• [Collected data entries]

....

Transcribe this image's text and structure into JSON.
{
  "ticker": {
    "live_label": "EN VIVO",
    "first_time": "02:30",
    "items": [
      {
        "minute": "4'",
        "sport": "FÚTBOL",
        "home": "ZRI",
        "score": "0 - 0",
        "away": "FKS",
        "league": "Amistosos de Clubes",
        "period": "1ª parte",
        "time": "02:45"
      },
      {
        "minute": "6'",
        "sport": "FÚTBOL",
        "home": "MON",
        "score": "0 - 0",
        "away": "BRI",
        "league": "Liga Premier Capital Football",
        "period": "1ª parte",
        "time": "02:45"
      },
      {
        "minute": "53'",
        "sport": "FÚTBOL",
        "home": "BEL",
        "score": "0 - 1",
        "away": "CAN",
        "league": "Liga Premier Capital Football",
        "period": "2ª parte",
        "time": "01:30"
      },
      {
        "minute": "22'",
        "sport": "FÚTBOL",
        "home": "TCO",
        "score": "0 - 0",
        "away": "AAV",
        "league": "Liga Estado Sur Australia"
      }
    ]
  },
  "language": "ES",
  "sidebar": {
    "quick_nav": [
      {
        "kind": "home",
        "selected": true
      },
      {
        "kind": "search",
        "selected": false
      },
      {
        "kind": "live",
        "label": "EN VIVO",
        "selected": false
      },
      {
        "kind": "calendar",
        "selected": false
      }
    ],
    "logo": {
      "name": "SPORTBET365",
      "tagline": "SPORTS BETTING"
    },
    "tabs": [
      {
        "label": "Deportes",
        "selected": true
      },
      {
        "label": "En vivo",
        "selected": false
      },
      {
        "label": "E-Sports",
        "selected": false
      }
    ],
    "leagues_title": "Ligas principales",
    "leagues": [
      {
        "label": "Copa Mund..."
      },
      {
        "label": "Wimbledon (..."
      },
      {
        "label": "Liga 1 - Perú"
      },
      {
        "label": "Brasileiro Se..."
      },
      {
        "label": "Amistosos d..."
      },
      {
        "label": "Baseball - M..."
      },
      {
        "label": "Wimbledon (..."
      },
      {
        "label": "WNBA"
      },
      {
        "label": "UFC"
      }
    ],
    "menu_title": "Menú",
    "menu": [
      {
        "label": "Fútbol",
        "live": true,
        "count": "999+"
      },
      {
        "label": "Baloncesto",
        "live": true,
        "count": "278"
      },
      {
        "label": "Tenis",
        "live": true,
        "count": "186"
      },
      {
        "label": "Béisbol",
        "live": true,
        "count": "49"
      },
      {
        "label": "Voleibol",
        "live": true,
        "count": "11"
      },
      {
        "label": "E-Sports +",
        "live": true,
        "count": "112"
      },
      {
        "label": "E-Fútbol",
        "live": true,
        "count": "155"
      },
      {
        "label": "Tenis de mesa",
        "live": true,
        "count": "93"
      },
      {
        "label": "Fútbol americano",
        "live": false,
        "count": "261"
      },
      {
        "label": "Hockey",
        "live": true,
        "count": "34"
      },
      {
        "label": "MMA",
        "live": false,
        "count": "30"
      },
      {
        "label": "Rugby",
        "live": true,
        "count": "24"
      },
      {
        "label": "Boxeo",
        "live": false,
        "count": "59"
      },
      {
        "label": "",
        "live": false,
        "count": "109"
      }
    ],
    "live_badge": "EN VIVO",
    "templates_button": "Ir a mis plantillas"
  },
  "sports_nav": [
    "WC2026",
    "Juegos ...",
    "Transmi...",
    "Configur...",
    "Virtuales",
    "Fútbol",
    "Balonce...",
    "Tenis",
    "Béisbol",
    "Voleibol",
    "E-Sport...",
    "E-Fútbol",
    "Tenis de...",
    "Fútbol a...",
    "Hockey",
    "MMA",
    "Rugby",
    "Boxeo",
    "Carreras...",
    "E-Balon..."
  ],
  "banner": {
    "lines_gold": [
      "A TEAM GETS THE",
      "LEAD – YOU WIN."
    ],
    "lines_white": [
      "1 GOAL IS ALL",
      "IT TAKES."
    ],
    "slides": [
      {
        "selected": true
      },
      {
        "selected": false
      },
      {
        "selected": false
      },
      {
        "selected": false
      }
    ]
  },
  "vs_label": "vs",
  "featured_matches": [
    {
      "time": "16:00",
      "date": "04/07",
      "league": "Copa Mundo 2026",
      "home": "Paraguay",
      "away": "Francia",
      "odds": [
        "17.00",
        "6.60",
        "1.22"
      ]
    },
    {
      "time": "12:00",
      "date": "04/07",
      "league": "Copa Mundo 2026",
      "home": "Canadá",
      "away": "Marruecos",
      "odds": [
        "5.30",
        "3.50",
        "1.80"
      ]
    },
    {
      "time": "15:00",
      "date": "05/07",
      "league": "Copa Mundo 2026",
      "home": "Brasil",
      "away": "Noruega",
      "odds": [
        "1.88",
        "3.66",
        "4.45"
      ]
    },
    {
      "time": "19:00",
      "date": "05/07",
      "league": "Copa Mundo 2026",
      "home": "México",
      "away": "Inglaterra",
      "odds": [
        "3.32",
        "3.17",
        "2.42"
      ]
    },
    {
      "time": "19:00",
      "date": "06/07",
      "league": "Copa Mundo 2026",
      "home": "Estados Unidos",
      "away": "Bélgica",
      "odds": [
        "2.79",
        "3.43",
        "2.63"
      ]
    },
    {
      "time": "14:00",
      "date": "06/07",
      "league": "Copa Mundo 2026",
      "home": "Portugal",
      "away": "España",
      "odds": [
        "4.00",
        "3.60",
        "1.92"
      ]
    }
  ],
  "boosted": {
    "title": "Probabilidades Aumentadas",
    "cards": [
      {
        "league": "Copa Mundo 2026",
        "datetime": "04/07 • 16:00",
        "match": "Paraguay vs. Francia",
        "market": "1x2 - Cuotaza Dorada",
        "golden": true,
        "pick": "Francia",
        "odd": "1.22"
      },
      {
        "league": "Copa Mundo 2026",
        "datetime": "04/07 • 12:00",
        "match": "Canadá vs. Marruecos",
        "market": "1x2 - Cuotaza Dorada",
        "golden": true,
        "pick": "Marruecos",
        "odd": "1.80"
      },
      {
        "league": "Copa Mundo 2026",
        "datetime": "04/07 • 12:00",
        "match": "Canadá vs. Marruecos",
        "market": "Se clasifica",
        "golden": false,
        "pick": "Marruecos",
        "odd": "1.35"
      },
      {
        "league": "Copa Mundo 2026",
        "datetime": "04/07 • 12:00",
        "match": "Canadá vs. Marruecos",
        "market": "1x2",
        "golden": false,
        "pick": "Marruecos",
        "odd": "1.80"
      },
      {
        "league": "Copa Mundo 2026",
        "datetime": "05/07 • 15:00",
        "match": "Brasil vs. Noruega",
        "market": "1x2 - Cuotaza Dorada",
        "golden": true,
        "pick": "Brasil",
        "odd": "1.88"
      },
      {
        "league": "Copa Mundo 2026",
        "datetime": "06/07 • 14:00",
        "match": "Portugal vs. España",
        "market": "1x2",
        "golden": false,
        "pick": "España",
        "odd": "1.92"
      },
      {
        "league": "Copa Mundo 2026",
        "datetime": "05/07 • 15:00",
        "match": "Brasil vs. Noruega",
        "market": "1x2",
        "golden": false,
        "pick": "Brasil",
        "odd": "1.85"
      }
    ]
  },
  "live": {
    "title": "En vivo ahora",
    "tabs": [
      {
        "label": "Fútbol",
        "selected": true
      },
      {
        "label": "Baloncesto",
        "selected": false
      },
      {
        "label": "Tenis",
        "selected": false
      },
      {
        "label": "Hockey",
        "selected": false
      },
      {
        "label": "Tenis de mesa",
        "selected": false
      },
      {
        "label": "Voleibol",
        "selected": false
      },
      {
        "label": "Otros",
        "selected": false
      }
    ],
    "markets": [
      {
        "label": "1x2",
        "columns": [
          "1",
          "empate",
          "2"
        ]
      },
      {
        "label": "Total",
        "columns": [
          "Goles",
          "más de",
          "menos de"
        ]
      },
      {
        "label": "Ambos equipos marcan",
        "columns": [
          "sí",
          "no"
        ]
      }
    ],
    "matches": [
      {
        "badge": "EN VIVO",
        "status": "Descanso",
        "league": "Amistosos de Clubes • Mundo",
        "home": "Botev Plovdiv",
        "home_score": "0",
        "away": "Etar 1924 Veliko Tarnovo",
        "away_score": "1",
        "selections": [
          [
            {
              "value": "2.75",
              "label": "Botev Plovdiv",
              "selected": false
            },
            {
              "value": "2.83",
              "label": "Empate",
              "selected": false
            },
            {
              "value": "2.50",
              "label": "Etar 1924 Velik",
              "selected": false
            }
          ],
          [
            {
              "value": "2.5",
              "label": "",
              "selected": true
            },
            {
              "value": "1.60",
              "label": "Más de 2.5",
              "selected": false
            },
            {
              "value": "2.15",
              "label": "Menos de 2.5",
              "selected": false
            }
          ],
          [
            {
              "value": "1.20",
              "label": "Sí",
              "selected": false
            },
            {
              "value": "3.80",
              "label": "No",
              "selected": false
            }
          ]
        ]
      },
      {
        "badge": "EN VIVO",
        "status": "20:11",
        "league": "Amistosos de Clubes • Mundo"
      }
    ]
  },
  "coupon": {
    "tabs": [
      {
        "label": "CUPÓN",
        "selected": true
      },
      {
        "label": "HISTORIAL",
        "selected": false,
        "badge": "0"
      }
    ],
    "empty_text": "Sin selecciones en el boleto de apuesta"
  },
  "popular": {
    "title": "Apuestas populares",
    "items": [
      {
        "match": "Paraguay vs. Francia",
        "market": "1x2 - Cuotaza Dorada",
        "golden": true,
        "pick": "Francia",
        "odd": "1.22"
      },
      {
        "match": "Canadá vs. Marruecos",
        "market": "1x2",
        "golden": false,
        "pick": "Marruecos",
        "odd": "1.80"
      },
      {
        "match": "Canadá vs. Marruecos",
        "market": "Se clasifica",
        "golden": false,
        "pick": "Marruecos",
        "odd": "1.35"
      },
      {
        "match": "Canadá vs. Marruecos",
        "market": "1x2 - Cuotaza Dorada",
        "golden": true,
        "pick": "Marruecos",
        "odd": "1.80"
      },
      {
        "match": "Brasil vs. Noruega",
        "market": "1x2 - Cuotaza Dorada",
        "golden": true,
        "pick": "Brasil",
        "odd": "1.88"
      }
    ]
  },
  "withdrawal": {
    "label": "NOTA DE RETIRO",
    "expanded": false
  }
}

....

• [Task to complete] Go through the listing above and pull out each line containing the word "Etar".

• [Answer to this task]
        "away": "Etar 1924 Veliko Tarnovo",
              "label": "Etar 1924 Velik",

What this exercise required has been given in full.